Short task: Below are some entries. Copy each line that holds the string "අවසන".

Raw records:
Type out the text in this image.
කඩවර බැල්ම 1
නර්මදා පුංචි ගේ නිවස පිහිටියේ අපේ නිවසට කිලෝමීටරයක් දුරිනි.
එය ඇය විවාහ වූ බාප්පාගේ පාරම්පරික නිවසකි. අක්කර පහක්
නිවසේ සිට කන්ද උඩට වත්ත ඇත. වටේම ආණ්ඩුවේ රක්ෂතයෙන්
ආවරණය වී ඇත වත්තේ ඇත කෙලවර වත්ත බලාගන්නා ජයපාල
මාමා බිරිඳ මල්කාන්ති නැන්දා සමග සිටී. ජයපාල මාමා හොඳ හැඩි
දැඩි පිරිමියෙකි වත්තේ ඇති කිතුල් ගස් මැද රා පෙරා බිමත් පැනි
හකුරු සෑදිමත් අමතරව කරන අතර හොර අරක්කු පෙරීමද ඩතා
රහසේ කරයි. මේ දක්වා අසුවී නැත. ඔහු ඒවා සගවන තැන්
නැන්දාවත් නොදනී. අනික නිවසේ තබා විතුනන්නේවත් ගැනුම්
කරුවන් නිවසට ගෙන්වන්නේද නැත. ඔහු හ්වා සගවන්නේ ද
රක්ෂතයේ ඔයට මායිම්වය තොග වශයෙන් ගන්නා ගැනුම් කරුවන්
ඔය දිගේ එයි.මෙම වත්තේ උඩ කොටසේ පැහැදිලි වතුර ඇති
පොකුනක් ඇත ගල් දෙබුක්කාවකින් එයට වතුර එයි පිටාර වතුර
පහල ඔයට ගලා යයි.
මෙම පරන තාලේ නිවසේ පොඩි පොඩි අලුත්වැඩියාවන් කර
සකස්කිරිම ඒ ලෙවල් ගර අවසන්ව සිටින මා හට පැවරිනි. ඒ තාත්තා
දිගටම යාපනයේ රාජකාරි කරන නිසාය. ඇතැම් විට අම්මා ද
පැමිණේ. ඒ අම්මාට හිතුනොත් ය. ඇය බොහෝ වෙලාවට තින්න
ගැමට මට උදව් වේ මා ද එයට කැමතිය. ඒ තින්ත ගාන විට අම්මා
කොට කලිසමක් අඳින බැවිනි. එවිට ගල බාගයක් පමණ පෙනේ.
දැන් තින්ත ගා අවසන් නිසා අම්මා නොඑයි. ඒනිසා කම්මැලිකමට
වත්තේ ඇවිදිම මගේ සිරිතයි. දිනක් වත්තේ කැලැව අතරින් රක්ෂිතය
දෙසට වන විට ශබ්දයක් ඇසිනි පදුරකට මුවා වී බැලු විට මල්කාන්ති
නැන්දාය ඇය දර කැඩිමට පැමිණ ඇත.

Task result:
සකස්කිරිම ඒ ලෙවල් ගර අවසන්ව සිටින මා හට පැවරිනි. ඒ තාත්තා
දැන් තින්ත ගා අවසන් නිසා අම්මා නොඑයි. ඒනිසා කම්මැලිකමට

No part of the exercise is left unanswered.